# 指示 1
コレクションから抜粋した行について、先頭の行から「avatar[interactable] bbox=[26, 244, 86, 304]」を含む行までを一字一句違えずに再現してください。

# 抜粋本文

_ _ _ _ _

秋田禎信『我が塔に来たれ後継者』読了 / オーフェン再読(06)

 バトル! バトル! バトル! バトる! な六巻め。オーフェンだけでなく、マジク・クリーオウにも「対戦相手」が用意されているあたり、シリーズ通して見ても最も少年漫画っぽい回だったといえる。ちゃんとそれぞれに見せ場があるし。
 ただその反面、ややご都合主義というか、ちょっとばかし違和感を覚える部分もあり。敵役のウオール・カーレン教室の行動はいくらなんでも博打すぎだと思う……っていうのはまあ、ウオール教師のチャイルドマン教室に対する妄執とかを想像すれば合理のみではないのだろうなーと納得できなくもないが、オーフェンがこの死地にマジクとクリーオウを同行させたというのはな。これもまた、作中でも含みを持たされているように理屈ではないのだろうが(自分の過去の象徴たる《塔》と対決する上で、《塔》を離れることで得た現在の仲間を連れて行くのが筋と考えた、というような)、しかし己の信念というか心情のために二人の命を危険に晒すような真似をオーフェンがするだろうか、と思うとな。少し不自然に見える。

_ _ _ _ _

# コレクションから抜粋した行
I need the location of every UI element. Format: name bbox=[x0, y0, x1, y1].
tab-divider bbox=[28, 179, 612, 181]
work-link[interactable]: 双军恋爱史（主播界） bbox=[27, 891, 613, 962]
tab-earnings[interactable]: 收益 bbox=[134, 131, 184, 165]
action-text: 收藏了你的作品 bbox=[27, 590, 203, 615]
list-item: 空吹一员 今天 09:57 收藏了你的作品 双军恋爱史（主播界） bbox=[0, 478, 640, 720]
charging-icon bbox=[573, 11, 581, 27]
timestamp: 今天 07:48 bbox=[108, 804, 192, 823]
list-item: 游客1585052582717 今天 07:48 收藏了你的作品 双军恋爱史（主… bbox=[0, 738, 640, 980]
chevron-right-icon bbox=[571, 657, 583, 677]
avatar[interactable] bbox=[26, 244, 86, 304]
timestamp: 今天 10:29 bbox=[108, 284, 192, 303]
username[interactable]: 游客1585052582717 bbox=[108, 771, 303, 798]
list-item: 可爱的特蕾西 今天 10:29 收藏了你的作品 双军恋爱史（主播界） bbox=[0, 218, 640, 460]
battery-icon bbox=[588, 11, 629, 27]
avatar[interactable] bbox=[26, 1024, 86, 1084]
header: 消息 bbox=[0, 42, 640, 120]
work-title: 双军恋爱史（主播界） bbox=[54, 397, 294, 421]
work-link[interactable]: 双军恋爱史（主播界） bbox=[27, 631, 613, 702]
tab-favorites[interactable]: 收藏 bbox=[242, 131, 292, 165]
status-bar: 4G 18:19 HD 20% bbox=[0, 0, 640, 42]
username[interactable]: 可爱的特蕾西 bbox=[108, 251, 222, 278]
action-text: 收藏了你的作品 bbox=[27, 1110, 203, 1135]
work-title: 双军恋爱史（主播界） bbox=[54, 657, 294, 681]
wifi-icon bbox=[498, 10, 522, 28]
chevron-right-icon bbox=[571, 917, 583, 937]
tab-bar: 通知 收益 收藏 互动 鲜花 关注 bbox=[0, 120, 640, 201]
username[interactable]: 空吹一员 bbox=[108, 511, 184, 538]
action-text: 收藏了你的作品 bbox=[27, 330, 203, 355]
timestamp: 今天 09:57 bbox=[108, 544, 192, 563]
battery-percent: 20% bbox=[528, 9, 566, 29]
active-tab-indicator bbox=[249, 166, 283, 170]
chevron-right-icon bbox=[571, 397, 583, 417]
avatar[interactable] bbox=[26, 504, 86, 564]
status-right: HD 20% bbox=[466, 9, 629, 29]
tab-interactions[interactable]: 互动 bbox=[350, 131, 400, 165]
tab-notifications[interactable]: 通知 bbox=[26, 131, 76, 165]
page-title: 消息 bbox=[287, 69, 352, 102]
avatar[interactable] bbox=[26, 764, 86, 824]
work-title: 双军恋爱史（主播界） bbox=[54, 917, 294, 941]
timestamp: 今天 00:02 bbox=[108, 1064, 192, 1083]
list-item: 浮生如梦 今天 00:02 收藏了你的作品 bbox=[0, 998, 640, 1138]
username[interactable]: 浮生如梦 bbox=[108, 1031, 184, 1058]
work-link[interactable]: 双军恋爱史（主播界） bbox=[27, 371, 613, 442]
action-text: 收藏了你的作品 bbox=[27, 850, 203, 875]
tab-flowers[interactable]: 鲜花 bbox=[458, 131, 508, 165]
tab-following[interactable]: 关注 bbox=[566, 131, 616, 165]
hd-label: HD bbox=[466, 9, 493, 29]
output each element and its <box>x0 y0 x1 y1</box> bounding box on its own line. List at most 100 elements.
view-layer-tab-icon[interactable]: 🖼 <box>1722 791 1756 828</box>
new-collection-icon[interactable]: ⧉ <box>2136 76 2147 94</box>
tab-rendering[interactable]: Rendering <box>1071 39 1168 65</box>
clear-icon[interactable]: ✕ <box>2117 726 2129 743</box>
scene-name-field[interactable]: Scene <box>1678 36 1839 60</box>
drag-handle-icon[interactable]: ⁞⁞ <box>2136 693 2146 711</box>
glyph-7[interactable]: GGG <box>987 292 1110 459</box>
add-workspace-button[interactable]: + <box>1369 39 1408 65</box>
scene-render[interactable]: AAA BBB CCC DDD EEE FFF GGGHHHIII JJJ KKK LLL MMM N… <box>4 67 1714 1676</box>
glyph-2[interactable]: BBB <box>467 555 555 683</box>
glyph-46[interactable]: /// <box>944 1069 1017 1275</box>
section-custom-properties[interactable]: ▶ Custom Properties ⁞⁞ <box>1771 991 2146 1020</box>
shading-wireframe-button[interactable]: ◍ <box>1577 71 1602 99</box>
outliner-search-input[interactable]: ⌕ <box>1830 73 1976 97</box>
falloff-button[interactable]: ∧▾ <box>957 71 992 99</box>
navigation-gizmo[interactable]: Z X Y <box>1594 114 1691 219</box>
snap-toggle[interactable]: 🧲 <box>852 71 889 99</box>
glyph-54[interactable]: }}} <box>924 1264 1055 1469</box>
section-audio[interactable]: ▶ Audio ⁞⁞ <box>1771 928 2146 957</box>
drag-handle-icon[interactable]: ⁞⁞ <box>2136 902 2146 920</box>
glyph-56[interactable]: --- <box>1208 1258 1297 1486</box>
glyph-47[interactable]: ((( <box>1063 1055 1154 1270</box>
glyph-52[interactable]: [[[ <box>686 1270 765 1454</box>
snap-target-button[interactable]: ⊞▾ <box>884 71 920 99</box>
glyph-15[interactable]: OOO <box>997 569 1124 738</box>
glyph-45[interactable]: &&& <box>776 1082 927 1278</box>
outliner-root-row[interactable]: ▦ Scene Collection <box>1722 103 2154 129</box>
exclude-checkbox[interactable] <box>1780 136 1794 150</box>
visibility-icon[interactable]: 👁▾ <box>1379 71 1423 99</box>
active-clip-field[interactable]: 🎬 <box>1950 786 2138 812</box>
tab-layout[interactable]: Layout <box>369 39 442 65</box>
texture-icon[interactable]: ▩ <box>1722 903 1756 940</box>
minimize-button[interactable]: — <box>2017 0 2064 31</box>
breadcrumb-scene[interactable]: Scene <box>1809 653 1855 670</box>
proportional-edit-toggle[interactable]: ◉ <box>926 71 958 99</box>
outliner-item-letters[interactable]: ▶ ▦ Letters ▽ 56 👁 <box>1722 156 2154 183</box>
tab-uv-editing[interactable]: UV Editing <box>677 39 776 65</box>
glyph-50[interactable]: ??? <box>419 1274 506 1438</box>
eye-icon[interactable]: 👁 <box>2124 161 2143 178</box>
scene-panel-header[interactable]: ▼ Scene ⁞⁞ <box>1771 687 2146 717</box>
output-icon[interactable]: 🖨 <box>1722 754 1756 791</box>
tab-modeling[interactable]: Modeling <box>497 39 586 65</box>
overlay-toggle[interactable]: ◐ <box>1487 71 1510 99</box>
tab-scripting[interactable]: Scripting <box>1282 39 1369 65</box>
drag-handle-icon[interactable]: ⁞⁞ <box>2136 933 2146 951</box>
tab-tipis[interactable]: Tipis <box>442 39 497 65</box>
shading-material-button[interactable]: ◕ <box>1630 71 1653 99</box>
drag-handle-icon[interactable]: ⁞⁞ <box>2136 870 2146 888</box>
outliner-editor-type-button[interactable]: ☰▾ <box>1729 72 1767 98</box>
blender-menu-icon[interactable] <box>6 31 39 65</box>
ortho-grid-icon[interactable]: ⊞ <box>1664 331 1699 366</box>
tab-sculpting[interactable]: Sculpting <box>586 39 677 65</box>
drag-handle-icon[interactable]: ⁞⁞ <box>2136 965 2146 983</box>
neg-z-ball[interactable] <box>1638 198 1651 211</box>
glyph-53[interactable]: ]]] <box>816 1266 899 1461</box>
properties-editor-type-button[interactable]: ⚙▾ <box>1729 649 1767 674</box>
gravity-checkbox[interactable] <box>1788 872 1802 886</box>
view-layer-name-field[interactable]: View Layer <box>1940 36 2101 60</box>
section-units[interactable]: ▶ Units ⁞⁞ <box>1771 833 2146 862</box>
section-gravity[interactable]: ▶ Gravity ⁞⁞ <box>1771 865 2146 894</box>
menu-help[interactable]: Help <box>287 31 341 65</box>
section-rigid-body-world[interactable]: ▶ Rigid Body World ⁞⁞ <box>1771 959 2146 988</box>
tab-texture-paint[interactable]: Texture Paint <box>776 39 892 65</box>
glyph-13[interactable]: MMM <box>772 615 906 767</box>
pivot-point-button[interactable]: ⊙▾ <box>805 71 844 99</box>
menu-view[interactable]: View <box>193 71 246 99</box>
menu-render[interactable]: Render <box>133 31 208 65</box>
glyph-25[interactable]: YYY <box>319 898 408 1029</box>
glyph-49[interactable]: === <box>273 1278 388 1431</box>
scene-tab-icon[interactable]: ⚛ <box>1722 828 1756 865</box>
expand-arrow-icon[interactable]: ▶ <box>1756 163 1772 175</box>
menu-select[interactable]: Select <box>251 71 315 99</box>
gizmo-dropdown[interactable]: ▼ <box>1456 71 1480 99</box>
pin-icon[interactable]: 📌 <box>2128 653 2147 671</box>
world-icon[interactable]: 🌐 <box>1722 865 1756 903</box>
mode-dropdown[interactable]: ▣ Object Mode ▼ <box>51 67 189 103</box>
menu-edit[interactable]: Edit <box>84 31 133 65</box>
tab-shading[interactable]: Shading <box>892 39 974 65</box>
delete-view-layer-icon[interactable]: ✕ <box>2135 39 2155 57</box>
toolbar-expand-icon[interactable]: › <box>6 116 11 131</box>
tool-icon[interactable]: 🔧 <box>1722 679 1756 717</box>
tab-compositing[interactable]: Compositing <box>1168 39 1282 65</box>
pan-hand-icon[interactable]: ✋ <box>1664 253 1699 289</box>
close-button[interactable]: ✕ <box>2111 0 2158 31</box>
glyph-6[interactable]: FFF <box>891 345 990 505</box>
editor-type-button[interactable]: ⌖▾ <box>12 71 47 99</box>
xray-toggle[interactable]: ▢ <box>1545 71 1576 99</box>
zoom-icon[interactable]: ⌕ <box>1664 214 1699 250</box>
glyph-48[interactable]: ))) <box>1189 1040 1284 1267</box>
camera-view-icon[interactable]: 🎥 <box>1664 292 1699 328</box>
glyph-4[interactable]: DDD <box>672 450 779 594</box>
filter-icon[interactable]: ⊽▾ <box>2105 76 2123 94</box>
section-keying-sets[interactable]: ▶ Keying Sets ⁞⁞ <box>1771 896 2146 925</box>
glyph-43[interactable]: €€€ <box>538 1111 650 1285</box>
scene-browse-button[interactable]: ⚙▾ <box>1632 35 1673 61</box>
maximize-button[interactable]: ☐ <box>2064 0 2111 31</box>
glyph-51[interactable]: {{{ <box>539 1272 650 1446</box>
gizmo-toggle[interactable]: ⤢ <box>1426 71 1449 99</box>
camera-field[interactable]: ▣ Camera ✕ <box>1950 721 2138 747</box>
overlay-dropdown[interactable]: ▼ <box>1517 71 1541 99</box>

_ _ _ _ _

# 指示 2
書評の「ただその反面、ややご都合主義」から「うとな。少し不自然に見える。」までを、一字一句そのまま引用してください。

# 解答例 1
I need the location of every UI element. Format: name bbox=[x0, y0, x1, y1].
tab-divider bbox=[28, 179, 612, 181]
work-link[interactable]: 双军恋爱史（主播界） bbox=[27, 891, 613, 962]
tab-earnings[interactable]: 收益 bbox=[134, 131, 184, 165]
action-text: 收藏了你的作品 bbox=[27, 590, 203, 615]
list-item: 空吹一员 今天 09:57 收藏了你的作品 双军恋爱史（主播界） bbox=[0, 478, 640, 720]
charging-icon bbox=[573, 11, 581, 27]
timestamp: 今天 07:48 bbox=[108, 804, 192, 823]
list-item: 游客1585052582717 今天 07:48 收藏了你的作品 双军恋爱史（主… bbox=[0, 738, 640, 980]
chevron-right-icon bbox=[571, 657, 583, 677]
avatar[interactable] bbox=[26, 244, 86, 304]

# 解答例 2
ただその反面、ややご都合主義というか、ちょっとばかし違和感を覚える部分もあり。敵役のウオール・カーレン教室の行動はいくらなんでも博打すぎだと思う……っていうのはまあ、ウオール教師のチャイルドマン教室に対する妄執とかを想像すれば合理のみではないのだろうなーと納得できなくもないが、オーフェンがこの死地にマジクとクリーオウを同行させたというのはな。これもまた、作中でも含みを持たされているように理屈ではないのだろうが(自分の過去の象徴たる《塔》と対決する上で、《塔》を離れることで得た現在の仲間を連れて行くのが筋と考えた、というような)、しかし己の信念というか心情のために二人の命を危険に晒すような真似をオーフェンがするだろうか、と思うとな。少し不自然に見える。